→ Short task:
Work out how many lines have "water" in them. Give only that number.

→ Records supplied:
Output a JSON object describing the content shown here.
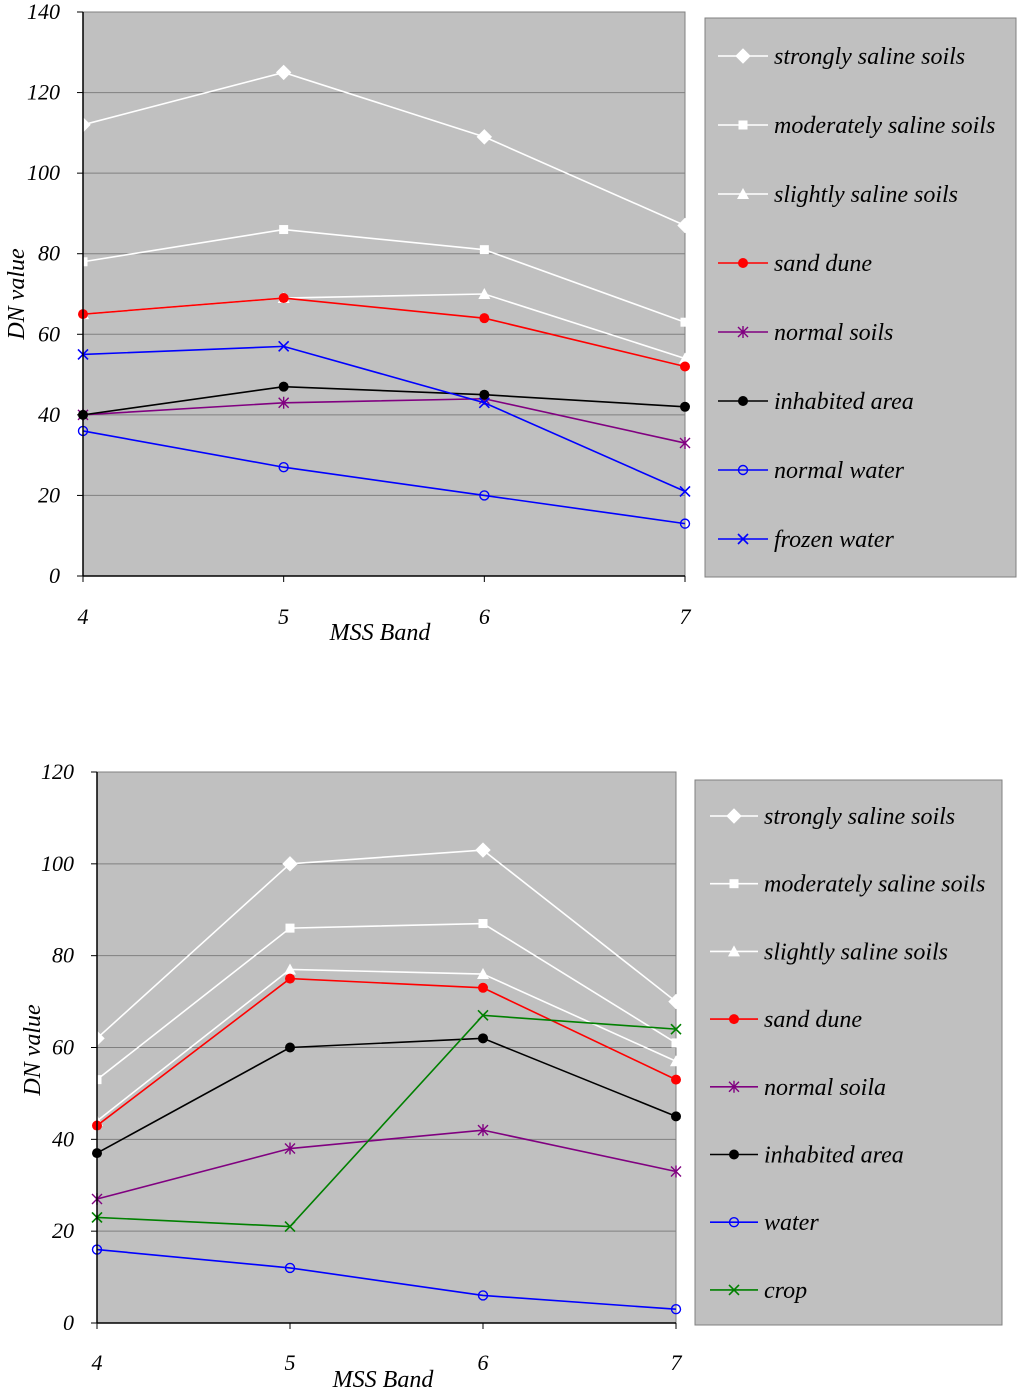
{
  "chart_data": [
    {
      "type": "line",
      "title": "",
      "xlabel": "MSS Band",
      "ylabel": "DN value",
      "categories": [
        "4",
        "5",
        "6",
        "7"
      ],
      "ylim": [
        0,
        140
      ],
      "yticks": [
        "0",
        "20",
        "40",
        "60",
        "80",
        "100",
        "120",
        "140"
      ],
      "grid": "horizontal",
      "legend": "right",
      "series": [
        {
          "name": "strongly saline soils",
          "values": [
            112,
            125,
            109,
            87
          ],
          "color": "#ffffff",
          "marker": "diamond"
        },
        {
          "name": "moderately saline soils",
          "values": [
            78,
            86,
            81,
            63
          ],
          "color": "#ffffff",
          "marker": "square"
        },
        {
          "name": "slightly saline soils",
          "values": [
            65,
            69,
            70,
            54
          ],
          "color": "#ffffff",
          "marker": "triangle"
        },
        {
          "name": "sand dune",
          "values": [
            65,
            69,
            64,
            52
          ],
          "color": "#ff0000",
          "marker": "dot"
        },
        {
          "name": "normal soils",
          "values": [
            40,
            43,
            44,
            33
          ],
          "color": "#800080",
          "marker": "star"
        },
        {
          "name": "inhabited area",
          "values": [
            40,
            47,
            45,
            42
          ],
          "color": "#000000",
          "marker": "dot"
        },
        {
          "name": "normal water",
          "values": [
            36,
            27,
            20,
            13
          ],
          "color": "#0000ff",
          "marker": "circle"
        },
        {
          "name": "frozen water",
          "values": [
            55,
            57,
            43,
            21
          ],
          "color": "#0000ff",
          "marker": "x"
        }
      ]
    },
    {
      "type": "line",
      "title": "",
      "xlabel": "MSS Band",
      "ylabel": "DN value",
      "categories": [
        "4",
        "5",
        "6",
        "7"
      ],
      "ylim": [
        0,
        120
      ],
      "yticks": [
        "0",
        "20",
        "40",
        "60",
        "80",
        "100",
        "120"
      ],
      "grid": "horizontal",
      "legend": "right",
      "series": [
        {
          "name": "strongly saline soils",
          "values": [
            62,
            100,
            103,
            70
          ],
          "color": "#ffffff",
          "marker": "diamond"
        },
        {
          "name": "moderately saline soils",
          "values": [
            53,
            86,
            87,
            61
          ],
          "color": "#ffffff",
          "marker": "square"
        },
        {
          "name": "slightly saline soils",
          "values": [
            44,
            77,
            76,
            57
          ],
          "color": "#ffffff",
          "marker": "triangle"
        },
        {
          "name": "sand dune",
          "values": [
            43,
            75,
            73,
            53
          ],
          "color": "#ff0000",
          "marker": "dot"
        },
        {
          "name": "normal soila",
          "values": [
            27,
            38,
            42,
            33
          ],
          "color": "#800080",
          "marker": "star"
        },
        {
          "name": "inhabited area",
          "values": [
            37,
            60,
            62,
            45
          ],
          "color": "#000000",
          "marker": "dot"
        },
        {
          "name": "water",
          "values": [
            16,
            12,
            6,
            3
          ],
          "color": "#0000ff",
          "marker": "circle"
        },
        {
          "name": "crop",
          "values": [
            23,
            21,
            67,
            64
          ],
          "color": "#008000",
          "marker": "x"
        }
      ]
    }
  ]
}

→ Written response:
3